本文 »
“生活保護”の状態から、奨学金や借金で進学したパトリック・ハーラン(パックン)さん。貧しかった少年時代から「節約」に努めてきました。しかし、節約には「良い節約」と「悪い節約」があると言います。いまさら聞けない「お金の基本」から手堅くお金を増やす方法までしっかりカバーして書き上げた最新刊『パックン式 お金の育て方』から、一部を抜粋・再編して大公開します。
* * *
■「良い節約」と「悪い節約」を区別しよう!
ここで、基本的なこととして、「良い節約」と「悪い節約」の違いを知っておいてもらいたいと思っています。
そもそも節約の意味を辞書で調べると、「無駄を省いて切り詰めること」と書いてあります。
ここで大事なのは、「無駄を省いて」という箇所なのですが、たまに「切り詰めること」ばかりに意識が向いている人がいます。
良い節約というのは、無駄な支出を減らすことです。そもそも無駄なのだから、どんどんなくしたほうがいい。
使っていないスポーツジムや英会話学校の費用とか、効果のない健康食品とか。
そういうものがあれば、ぜひとも減らすべきです。
でも、僕らのお金の支出には、無駄ではないものもたくさんあります。

取り組む内容 »
• a. 節約の文章で、減らすべき無駄な支出の例として挙がっているものをすべて書き出すこと。
• b. 節約の文章の最後の文の後から、続きを書き進めること。

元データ
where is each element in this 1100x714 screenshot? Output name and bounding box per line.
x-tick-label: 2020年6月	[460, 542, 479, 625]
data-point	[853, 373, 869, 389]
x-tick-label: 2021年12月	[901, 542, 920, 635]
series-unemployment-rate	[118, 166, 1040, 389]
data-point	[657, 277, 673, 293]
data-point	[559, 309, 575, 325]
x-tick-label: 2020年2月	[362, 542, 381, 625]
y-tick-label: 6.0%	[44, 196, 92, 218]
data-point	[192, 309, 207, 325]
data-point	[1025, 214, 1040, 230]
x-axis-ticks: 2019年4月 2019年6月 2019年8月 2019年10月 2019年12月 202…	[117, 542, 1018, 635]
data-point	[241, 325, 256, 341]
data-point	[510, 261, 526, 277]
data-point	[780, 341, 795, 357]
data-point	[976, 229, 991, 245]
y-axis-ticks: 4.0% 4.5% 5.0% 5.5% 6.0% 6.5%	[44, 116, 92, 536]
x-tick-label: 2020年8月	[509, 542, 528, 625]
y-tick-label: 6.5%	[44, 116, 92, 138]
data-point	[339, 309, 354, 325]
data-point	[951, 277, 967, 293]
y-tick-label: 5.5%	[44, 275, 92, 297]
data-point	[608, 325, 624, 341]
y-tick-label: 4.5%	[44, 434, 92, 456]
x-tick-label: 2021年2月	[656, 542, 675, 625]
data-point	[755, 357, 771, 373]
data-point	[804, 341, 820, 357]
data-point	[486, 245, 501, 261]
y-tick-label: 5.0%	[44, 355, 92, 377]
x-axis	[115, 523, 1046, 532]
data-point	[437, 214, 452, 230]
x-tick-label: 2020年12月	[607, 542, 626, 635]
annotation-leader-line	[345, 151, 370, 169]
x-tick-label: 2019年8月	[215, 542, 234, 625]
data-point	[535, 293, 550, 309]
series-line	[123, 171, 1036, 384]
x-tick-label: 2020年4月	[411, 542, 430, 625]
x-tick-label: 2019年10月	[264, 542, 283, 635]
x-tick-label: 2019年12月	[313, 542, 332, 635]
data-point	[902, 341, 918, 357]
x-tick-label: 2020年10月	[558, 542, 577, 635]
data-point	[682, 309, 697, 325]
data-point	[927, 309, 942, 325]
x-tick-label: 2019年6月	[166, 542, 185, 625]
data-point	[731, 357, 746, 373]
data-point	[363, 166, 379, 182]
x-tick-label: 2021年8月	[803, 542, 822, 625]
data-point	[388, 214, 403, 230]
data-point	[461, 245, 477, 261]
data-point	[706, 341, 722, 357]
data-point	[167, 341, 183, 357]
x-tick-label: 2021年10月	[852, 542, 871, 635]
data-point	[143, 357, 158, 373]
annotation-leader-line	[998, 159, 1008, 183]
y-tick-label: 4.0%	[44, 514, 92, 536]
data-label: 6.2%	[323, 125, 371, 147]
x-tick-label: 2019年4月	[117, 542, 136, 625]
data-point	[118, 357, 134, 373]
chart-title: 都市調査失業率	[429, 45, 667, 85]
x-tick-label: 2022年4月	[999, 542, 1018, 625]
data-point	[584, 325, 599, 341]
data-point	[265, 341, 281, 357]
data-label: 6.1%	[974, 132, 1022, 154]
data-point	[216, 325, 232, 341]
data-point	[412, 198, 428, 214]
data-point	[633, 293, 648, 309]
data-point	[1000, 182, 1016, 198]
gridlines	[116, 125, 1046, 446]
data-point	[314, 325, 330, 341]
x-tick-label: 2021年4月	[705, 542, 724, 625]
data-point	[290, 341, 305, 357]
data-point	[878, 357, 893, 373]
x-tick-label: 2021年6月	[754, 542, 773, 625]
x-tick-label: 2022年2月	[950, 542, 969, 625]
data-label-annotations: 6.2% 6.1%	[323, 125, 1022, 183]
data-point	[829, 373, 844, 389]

解答一覧 »
• a. 使っていないスポーツジムの費用、使っていない英会話学校の費用、効果のない健康食品

• b.
最低限の生活費はもちろん、教育費や医療費など、大切な支出があります。そういうものは削るべきではありません。
たとえば、「やりたい仕事をするために大学に行かなければいけない」という人が、その学費をケチってしまうのは悪い節約です。
実際にデータとしても、日本では高卒の男性の生涯賃金は2.59億円で、大卒・大学院卒は3.30億円というもの(「ユースフル労働統計2021」)があります。
このデータをもとにして単純に考えれば、大学の学費を払えば7000万円ほど収入を増やせる可能性だってあるわけです。
投資としても学費をかけるのは理にかなっています。
しかしそもそも、学校は収入を上げるためだけに行くものではないですよね。人間関係が広がったり、新しい経験ができたり。